▶ _Required task_:
Copy out the entries exactly, from the first line to the last.

▶ _Data in this exercise_:
☆ ☆ ☆ ☆ ☆
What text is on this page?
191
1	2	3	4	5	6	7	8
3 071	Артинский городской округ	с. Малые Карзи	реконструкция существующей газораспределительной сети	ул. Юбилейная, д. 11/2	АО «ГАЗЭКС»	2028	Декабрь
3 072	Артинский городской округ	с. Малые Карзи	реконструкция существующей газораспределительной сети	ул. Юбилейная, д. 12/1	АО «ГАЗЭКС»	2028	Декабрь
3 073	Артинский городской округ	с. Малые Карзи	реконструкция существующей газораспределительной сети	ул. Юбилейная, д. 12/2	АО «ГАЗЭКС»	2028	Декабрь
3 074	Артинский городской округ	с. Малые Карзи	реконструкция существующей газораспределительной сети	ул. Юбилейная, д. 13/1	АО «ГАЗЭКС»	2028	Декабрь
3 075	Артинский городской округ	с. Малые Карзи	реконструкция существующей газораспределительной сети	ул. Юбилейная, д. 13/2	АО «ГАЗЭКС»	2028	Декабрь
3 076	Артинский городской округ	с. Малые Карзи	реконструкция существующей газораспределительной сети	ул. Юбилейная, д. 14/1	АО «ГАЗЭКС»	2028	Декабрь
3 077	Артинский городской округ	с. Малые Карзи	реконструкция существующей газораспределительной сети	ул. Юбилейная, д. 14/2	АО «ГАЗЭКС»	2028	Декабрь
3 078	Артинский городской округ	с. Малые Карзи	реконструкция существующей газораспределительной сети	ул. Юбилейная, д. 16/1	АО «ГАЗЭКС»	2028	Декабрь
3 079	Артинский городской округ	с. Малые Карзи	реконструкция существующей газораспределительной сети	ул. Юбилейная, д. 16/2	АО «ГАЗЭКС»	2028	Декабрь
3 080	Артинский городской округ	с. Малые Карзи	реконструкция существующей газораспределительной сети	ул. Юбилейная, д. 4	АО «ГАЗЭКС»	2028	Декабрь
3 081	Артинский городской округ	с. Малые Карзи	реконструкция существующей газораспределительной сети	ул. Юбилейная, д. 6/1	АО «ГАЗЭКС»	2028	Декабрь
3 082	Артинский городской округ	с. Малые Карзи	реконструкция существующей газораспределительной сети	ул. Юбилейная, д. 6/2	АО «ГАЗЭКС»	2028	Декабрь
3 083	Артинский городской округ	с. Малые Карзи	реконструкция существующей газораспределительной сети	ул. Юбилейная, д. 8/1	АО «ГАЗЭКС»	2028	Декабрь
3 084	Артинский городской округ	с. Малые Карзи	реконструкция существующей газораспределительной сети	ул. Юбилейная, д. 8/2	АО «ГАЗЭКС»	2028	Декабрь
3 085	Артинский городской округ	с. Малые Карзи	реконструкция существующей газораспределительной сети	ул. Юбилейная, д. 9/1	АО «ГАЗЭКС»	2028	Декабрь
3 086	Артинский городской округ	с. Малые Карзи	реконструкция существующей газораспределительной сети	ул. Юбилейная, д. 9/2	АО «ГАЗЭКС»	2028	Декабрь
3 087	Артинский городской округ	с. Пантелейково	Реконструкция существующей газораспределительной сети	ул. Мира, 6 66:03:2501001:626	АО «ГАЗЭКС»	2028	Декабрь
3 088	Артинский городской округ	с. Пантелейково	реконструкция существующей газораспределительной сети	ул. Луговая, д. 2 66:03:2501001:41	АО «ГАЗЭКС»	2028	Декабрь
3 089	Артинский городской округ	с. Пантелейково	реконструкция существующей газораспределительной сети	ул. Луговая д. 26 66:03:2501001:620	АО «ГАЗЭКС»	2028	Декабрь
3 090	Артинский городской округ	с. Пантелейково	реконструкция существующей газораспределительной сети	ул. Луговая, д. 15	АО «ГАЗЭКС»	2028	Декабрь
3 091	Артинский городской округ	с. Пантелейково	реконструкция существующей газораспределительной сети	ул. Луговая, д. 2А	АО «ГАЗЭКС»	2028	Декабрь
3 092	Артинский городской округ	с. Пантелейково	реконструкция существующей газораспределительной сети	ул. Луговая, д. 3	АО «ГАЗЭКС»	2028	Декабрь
☆ ☆ ☆ ☆ ☆
▶ _Output for this exercise_:
What text is on this page?
191
1	2	3	4	5	6	7	8
3 071	Артинский городской округ	с. Малые Карзи	реконструкция существующей газораспределительной сети	ул. Юбилейная, д. 11/2	АО «ГАЗЭКС»	2028	Декабрь
3 072	Артинский городской округ	с. Малые Карзи	реконструкция существующей газораспределительной сети	ул. Юбилейная, д. 12/1	АО «ГАЗЭКС»	2028	Декабрь
3 073	Артинский городской округ	с. Малые Карзи	реконструкция существующей газораспределительной сети	ул. Юбилейная, д. 12/2	АО «ГАЗЭКС»	2028	Декабрь
3 074	Артинский городской округ	с. Малые Карзи	реконструкция существующей газораспределительной сети	ул. Юбилейная, д. 13/1	АО «ГАЗЭКС»	2028	Декабрь
3 075	Артинский городской округ	с. Малые Карзи	реконструкция существующей газораспределительной сети	ул. Юбилейная, д. 13/2	АО «ГАЗЭКС»	2028	Декабрь
3 076	Артинский городской округ	с. Малые Карзи	реконструкция существующей газораспределительной сети	ул. Юбилейная, д. 14/1	АО «ГАЗЭКС»	2028	Декабрь
3 077	Артинский городской округ	с. Малые Карзи	реконструкция существующей газораспределительной сети	ул. Юбилейная, д. 14/2	АО «ГАЗЭКС»	2028	Декабрь
3 078	Артинский городской округ	с. Малые Карзи	реконструкция существующей газораспределительной сети	ул. Юбилейная, д. 16/1	АО «ГАЗЭКС»	2028	Декабрь
3 079	Артинский городской округ	с. Малые Карзи	реконструкция существующей газораспределительной сети	ул. Юбилейная, д. 16/2	АО «ГАЗЭКС»	2028	Декабрь
3 080	Артинский городской округ	с. Малые Карзи	реконструкция существующей газораспределительной сети	ул. Юбилейная, д. 4	АО «ГАЗЭКС»	2028	Декабрь
3 081	Артинский городской округ	с. Малые Карзи	реконструкция существующей газораспределительной сети	ул. Юбилейная, д. 6/1	АО «ГАЗЭКС»	2028	Декабрь
3 082	Артинский городской округ	с. Малые Карзи	реконструкция существующей газораспределительной сети	ул. Юбилейная, д. 6/2	АО «ГАЗЭКС»	2028	Декабрь
3 083	Артинский городской округ	с. Малые Карзи	реконструкция существующей газораспределительной сети	ул. Юбилейная, д. 8/1	АО «ГАЗЭКС»	2028	Декабрь
3 084	Артинский городской округ	с. Малые Карзи	реконструкция существующей газораспределительной сети	ул. Юбилейная, д. 8/2	АО «ГАЗЭКС»	2028	Декабрь
3 085	Артинский городской округ	с. Малые Карзи	реконструкция существующей газораспределительной сети	ул. Юбилейная, д. 9/1	АО «ГАЗЭКС»	2028	Декабрь
3 086	Артинский городской округ	с. Малые Карзи	реконструкция существующей газораспределительной сети	ул. Юбилейная, д. 9/2	АО «ГАЗЭКС»	2028	Декабрь
3 087	Артинский городской округ	с. Пантелейково	Реконструкция существующей газораспределительной сети	ул. Мира, 6 66:03:2501001:626	АО «ГАЗЭКС»	2028	Декабрь
3 088	Артинский городской округ	с. Пантелейково	реконструкция существующей газораспределительной сети	ул. Луговая, д. 2 66:03:2501001:41	АО «ГАЗЭКС»	2028	Декабрь
3 089	Артинский городской округ	с. Пантелейково	реконструкция существующей газораспределительной сети	ул. Луговая д. 26 66:03:2501001:620	АО «ГАЗЭКС»	2028	Декабрь
3 090	Артинский городской округ	с. Пантелейково	реконструкция существующей газораспределительной сети	ул. Луговая, д. 15	АО «ГАЗЭКС»	2028	Декабрь
3 091	Артинский городской округ	с. Пантелейково	реконструкция существующей газораспределительной сети	ул. Луговая, д. 2А	АО «ГАЗЭКС»	2028	Декабрь
3 092	Артинский городской округ	с. Пантелейково	реконструкция существующей газораспределительной сети	ул. Луговая, д. 3	АО «ГАЗЭКС»	2028	Декабрь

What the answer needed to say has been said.